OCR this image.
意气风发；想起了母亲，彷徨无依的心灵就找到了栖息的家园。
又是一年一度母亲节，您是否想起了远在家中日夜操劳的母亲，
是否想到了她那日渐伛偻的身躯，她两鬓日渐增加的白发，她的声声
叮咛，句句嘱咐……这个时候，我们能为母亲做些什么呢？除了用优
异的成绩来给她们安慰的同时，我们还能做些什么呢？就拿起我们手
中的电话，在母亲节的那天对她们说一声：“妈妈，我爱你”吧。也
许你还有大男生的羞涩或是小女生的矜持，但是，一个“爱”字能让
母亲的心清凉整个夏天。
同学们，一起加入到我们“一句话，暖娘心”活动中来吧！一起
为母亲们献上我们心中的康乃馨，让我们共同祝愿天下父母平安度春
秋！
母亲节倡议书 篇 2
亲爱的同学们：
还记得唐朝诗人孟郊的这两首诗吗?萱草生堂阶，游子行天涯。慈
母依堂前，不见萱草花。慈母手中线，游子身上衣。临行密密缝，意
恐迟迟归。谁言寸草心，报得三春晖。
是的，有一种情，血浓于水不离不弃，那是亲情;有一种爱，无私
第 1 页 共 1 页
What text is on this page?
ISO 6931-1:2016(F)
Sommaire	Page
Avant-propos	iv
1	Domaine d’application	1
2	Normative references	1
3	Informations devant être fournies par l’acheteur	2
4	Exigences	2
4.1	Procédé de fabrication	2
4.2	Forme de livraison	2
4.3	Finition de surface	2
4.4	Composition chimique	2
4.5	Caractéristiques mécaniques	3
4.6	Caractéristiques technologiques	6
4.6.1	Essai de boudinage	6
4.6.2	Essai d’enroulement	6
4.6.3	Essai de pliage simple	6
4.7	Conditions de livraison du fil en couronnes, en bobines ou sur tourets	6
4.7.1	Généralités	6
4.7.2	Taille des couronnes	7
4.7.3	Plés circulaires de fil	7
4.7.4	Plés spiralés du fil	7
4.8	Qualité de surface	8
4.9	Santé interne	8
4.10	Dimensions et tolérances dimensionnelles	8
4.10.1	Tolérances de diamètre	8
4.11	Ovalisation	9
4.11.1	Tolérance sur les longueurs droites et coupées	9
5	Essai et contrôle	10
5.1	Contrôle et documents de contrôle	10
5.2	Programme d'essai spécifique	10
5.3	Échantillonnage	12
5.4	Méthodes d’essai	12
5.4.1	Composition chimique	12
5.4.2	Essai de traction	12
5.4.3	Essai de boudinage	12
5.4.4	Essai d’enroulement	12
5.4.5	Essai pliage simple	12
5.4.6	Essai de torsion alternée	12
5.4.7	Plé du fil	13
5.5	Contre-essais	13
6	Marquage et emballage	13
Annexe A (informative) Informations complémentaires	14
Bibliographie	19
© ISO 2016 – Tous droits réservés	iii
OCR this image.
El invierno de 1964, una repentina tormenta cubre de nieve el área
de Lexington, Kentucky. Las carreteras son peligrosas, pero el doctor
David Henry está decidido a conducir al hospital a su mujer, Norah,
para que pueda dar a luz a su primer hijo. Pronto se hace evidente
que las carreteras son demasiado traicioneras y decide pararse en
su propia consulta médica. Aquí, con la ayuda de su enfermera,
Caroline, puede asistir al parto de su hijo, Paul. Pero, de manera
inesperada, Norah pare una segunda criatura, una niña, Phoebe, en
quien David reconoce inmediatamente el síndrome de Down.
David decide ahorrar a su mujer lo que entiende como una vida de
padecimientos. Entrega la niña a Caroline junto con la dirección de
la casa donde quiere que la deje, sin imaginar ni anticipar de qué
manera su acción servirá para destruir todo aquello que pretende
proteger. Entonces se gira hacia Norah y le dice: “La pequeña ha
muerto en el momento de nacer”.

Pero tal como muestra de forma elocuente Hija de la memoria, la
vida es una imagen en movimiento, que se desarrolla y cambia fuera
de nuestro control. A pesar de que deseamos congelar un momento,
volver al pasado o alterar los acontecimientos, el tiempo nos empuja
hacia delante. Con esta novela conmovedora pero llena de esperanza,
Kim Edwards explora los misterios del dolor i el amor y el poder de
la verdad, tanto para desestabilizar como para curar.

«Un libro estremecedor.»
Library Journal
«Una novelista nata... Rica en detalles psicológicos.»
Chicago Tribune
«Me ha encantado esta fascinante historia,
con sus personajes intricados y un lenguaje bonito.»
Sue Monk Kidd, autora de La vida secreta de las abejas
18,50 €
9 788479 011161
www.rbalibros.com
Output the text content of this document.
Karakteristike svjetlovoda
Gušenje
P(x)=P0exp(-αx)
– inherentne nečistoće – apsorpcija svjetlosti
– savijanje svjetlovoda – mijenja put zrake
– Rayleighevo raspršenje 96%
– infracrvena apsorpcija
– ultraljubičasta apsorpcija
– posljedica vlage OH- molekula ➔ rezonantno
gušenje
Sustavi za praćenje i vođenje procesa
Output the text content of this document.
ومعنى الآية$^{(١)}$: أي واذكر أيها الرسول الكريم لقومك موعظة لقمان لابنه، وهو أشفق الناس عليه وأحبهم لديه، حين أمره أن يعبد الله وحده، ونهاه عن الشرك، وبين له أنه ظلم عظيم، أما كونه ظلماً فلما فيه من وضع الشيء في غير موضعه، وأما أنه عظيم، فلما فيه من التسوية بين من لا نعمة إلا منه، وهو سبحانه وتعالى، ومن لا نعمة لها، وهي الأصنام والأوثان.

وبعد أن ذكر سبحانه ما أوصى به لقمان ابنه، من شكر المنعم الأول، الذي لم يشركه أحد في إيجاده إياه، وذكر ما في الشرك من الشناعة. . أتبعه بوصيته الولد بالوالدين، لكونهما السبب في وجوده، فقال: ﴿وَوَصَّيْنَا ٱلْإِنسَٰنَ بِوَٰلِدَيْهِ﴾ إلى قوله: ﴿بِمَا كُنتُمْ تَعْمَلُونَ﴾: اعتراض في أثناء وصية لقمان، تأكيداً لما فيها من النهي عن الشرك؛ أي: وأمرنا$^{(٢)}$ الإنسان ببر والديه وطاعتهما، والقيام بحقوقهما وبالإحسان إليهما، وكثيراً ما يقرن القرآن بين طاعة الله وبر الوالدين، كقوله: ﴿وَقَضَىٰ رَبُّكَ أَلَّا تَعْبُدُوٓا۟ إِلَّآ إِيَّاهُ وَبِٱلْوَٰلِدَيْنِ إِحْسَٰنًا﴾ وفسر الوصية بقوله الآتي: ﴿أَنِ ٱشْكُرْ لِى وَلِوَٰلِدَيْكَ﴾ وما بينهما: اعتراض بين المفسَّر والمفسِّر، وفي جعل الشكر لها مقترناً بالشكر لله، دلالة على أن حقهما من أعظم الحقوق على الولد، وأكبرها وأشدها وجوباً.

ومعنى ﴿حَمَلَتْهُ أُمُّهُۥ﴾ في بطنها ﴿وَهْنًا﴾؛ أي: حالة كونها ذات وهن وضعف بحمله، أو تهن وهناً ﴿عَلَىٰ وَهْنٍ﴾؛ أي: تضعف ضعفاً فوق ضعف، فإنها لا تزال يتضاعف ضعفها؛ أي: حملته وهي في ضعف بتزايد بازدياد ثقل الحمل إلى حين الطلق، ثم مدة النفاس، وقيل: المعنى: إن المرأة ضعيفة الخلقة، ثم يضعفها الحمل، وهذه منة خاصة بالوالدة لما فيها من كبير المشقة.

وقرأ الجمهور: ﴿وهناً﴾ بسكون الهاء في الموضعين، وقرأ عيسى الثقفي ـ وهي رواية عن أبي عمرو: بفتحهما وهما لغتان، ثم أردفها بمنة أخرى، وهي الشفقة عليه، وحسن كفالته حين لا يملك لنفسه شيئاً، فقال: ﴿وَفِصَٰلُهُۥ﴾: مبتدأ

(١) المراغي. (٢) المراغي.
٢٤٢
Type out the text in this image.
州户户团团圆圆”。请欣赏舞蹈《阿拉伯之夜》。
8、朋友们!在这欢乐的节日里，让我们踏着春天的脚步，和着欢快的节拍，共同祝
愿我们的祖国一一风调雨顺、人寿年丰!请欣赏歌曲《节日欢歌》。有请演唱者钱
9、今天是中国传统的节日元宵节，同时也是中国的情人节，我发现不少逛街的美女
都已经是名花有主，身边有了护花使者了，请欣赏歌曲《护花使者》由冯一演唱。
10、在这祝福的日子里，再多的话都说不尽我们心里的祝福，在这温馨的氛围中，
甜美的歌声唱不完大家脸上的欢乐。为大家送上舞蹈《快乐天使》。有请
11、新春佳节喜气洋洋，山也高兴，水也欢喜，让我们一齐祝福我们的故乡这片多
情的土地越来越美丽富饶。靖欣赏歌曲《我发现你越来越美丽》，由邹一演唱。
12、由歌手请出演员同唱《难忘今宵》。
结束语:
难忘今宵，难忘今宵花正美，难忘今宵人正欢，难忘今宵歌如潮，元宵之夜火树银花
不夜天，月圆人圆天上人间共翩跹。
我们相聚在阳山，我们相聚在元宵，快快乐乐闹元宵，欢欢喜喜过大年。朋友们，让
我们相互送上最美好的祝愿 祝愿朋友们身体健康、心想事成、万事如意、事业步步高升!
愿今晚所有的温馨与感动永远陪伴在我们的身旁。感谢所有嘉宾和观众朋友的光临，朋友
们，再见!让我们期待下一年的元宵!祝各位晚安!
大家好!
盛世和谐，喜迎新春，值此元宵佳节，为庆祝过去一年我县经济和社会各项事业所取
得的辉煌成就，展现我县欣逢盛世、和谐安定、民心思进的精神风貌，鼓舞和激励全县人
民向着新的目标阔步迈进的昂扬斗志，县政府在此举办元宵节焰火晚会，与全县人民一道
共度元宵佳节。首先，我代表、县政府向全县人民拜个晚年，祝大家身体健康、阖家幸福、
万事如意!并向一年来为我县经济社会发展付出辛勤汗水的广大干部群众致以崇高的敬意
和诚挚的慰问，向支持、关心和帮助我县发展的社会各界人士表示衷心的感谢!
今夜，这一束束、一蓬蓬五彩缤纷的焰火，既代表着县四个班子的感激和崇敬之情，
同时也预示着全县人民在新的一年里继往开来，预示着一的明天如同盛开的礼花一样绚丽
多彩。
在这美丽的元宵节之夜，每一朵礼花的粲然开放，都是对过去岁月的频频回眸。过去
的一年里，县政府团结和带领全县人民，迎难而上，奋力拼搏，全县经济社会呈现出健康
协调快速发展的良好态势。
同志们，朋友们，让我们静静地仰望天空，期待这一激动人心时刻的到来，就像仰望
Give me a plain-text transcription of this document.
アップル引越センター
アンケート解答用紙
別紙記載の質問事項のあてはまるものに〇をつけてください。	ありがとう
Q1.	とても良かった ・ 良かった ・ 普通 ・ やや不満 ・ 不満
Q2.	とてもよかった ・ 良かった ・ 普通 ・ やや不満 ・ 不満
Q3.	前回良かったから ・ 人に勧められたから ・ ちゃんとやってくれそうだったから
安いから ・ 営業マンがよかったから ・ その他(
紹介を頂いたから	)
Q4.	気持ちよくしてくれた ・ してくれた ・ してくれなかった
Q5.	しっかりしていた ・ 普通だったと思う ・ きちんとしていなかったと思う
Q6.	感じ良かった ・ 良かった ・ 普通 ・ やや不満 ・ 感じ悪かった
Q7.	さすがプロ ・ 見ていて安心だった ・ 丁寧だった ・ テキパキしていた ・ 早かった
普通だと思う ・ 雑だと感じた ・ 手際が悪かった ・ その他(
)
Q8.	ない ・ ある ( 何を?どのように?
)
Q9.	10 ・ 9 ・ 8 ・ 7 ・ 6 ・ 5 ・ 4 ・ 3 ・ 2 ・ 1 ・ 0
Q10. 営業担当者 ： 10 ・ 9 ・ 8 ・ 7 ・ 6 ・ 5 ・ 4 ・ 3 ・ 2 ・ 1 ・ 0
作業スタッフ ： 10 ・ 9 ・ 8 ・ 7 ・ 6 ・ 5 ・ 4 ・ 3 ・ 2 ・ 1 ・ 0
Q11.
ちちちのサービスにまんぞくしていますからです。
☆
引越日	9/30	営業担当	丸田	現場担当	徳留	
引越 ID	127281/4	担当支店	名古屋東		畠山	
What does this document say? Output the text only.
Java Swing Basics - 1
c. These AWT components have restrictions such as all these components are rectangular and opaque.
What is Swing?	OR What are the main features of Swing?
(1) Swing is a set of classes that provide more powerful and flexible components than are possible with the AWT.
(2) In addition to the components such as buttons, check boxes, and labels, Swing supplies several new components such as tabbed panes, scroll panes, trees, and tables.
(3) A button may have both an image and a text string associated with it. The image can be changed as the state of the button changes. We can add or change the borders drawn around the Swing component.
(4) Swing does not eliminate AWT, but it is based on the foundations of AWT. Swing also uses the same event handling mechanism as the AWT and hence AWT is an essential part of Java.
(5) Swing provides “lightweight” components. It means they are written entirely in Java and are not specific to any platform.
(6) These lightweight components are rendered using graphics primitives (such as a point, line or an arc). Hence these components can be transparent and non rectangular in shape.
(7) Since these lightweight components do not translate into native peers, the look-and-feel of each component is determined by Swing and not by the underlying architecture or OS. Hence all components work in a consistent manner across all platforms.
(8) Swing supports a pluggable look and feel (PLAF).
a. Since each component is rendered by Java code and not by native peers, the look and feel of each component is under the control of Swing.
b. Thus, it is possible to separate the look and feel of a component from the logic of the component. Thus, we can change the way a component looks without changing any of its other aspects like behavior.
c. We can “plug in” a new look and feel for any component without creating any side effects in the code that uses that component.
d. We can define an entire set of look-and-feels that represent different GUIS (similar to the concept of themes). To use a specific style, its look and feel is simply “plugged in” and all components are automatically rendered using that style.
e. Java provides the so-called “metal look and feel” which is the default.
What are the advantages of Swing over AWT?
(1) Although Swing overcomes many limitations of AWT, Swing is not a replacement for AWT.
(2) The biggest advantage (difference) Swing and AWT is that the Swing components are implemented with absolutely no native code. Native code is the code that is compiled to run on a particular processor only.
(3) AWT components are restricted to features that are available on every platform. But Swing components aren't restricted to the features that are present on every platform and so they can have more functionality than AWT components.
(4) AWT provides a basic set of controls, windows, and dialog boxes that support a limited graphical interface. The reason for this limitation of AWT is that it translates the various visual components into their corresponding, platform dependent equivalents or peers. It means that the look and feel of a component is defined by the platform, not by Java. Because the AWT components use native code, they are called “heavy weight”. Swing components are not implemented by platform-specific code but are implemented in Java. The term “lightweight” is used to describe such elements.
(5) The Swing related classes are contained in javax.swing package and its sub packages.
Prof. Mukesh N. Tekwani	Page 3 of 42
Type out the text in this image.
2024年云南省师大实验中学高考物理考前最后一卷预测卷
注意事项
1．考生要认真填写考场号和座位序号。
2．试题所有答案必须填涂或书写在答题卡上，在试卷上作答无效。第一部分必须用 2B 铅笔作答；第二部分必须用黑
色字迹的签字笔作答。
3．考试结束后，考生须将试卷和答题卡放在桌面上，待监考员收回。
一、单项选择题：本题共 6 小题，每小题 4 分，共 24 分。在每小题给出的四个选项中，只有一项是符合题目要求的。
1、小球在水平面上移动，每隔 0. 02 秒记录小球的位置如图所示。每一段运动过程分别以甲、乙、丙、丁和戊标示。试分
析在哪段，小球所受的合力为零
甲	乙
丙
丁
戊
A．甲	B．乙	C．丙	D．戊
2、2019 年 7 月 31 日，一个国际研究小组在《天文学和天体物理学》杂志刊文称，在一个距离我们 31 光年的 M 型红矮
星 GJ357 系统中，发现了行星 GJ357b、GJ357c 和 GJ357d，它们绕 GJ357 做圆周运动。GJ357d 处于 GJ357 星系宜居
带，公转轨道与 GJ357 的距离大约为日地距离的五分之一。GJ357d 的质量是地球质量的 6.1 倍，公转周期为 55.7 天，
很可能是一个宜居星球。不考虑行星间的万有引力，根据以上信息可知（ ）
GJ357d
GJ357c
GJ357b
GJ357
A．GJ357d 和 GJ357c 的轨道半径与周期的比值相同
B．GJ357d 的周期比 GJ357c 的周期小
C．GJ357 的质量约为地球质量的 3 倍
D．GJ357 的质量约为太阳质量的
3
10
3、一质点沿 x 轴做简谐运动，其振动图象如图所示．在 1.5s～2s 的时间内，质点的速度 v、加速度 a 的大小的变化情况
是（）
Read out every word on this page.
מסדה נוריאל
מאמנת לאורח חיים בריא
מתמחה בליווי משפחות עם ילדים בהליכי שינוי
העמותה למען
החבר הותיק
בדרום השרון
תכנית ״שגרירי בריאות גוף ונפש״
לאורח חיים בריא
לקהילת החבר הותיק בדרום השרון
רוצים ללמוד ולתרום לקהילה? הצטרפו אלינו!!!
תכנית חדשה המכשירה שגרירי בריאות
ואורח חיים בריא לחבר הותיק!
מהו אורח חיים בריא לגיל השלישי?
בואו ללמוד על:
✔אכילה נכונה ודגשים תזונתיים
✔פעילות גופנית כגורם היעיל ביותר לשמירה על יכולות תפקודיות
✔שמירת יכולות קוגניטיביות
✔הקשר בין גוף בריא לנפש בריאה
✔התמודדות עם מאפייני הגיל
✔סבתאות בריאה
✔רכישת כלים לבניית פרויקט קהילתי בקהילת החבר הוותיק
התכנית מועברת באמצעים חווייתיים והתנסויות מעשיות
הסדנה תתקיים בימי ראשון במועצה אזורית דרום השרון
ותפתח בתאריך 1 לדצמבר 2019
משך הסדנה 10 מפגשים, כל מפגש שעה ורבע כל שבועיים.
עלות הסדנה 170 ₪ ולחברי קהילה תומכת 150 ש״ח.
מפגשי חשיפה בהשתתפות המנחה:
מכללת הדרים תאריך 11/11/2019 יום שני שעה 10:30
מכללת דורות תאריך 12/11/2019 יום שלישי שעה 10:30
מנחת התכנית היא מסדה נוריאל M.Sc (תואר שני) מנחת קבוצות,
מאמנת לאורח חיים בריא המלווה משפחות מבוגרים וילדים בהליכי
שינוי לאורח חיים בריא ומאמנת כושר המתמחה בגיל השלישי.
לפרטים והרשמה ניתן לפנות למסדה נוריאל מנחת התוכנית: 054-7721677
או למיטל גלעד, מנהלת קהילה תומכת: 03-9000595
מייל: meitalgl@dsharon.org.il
==*==
> [SET EXERCISE]
Of the lines in the material, how many hold the word "classes"? Reply with the number only.

> [ANSWER FOR THIS EXERCISE]
2